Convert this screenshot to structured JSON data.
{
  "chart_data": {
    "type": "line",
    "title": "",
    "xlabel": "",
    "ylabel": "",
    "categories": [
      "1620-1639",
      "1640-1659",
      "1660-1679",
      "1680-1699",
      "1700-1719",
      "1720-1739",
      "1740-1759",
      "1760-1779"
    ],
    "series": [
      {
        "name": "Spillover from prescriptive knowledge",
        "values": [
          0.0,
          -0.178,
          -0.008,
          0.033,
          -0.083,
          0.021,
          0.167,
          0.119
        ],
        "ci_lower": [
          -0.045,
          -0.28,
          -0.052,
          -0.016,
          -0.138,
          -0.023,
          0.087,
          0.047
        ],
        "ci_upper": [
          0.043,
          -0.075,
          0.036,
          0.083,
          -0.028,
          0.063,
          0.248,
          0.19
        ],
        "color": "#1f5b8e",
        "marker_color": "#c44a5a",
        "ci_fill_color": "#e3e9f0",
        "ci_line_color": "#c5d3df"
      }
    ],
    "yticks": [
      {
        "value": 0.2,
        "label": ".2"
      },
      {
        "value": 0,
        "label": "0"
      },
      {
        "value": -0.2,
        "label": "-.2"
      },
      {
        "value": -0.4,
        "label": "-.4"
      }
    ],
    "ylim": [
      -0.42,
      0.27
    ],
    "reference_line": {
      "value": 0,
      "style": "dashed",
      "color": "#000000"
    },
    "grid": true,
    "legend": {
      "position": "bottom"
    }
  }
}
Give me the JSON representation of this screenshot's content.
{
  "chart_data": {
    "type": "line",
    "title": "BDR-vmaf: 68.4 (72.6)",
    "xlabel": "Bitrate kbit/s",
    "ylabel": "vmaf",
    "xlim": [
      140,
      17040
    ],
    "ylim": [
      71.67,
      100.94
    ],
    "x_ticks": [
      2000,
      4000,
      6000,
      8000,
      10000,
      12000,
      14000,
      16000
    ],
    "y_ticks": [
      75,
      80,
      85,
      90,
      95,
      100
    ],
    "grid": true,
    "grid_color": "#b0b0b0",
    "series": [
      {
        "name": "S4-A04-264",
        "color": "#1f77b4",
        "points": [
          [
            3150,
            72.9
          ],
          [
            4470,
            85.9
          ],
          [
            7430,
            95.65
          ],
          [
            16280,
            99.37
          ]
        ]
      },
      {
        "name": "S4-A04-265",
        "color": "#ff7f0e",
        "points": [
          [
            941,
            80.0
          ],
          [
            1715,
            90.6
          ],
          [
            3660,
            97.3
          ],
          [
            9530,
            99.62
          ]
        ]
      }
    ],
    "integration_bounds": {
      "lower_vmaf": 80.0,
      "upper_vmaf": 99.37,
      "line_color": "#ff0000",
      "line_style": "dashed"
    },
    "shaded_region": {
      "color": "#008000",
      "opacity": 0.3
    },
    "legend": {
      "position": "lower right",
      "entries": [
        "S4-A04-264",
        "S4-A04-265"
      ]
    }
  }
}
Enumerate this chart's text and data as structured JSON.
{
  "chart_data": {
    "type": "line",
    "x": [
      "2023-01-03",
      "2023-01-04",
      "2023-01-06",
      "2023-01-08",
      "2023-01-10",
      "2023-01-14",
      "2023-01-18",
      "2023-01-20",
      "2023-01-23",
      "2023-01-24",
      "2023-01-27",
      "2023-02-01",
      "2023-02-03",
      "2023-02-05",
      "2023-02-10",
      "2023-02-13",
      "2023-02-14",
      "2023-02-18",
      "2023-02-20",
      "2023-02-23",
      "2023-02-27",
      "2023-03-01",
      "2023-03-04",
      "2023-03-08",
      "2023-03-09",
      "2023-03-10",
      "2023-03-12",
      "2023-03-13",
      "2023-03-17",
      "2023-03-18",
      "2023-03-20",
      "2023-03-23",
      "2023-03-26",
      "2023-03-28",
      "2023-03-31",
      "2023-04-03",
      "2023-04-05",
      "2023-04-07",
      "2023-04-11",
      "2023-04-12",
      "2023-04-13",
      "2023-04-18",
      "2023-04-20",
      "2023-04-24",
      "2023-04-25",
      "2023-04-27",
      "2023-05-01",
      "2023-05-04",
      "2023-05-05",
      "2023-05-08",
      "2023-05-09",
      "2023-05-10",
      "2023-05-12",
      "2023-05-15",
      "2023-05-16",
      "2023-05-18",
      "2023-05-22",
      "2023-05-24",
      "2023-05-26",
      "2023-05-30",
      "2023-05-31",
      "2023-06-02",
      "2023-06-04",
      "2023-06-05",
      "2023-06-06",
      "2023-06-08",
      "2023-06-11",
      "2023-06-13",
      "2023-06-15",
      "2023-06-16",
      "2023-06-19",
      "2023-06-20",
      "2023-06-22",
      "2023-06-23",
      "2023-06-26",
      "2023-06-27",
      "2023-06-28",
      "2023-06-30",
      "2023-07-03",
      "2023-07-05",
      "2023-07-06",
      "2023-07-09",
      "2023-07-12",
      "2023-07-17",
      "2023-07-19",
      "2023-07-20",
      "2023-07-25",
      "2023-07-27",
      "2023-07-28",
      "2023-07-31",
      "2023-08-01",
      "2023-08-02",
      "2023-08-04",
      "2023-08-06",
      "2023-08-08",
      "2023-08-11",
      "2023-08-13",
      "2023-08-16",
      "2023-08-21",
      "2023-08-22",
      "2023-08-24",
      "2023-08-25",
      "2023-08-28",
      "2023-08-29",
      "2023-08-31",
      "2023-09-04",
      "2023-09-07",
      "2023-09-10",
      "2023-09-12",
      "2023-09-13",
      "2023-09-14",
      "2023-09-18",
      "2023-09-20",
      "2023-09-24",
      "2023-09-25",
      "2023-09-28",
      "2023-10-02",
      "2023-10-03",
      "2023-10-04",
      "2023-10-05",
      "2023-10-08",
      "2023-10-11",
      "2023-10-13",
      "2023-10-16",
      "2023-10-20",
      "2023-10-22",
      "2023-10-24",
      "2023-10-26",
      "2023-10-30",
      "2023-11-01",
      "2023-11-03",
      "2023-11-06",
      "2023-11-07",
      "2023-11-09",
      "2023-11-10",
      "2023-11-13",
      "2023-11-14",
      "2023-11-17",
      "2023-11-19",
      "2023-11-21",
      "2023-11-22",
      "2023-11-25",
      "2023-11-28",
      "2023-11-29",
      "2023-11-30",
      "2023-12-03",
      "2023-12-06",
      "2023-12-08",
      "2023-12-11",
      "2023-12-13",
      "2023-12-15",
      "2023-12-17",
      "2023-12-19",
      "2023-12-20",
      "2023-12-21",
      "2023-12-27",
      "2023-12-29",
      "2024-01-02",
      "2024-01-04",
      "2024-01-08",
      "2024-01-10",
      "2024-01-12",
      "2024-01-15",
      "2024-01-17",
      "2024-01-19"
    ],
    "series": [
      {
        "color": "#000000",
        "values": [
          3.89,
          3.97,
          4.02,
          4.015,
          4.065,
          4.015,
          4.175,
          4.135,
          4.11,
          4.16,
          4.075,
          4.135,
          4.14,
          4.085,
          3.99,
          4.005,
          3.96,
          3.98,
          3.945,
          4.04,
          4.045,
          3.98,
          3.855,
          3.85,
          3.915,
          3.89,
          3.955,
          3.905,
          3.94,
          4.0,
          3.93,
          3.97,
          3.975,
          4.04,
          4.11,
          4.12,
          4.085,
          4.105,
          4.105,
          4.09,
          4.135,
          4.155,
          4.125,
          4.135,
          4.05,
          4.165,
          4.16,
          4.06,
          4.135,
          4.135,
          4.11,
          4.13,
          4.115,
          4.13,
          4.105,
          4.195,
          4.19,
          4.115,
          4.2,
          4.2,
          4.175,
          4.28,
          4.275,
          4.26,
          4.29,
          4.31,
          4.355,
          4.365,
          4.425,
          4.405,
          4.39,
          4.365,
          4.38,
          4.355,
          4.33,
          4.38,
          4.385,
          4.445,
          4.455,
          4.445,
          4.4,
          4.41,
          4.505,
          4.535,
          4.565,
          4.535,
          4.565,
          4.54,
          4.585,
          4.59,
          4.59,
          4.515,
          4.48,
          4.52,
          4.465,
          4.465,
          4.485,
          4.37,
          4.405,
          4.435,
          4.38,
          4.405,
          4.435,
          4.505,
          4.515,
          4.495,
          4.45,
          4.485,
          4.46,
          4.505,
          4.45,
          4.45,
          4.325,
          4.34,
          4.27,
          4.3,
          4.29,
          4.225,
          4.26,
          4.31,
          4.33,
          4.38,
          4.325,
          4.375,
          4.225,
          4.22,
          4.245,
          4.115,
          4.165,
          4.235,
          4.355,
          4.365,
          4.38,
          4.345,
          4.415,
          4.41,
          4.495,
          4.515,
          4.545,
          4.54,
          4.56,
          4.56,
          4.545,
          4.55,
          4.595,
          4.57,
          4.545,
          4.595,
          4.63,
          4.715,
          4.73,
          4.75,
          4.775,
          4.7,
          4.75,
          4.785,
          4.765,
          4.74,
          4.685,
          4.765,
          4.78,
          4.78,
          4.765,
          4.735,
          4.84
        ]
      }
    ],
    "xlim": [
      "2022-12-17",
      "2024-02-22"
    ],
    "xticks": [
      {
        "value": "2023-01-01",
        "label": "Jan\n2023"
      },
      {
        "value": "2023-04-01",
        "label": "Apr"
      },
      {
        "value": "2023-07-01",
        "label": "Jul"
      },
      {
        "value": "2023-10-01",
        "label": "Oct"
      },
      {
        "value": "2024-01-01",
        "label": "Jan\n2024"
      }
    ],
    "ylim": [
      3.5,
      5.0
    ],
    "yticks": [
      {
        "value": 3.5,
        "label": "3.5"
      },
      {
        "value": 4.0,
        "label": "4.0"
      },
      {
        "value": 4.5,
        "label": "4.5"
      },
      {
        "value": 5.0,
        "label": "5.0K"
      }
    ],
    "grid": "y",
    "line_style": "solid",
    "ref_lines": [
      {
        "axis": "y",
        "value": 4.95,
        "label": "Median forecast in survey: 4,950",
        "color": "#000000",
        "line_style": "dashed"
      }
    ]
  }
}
○ ○ ○ ○ ○ ○ ○
EXERCISE
Search the listing for the word "dashed". Copy every line in which it occurs.

REPLY TO THE EXERCISE
      "style": "dashed",
      "line_style": "dashed"
        "line_style": "dashed"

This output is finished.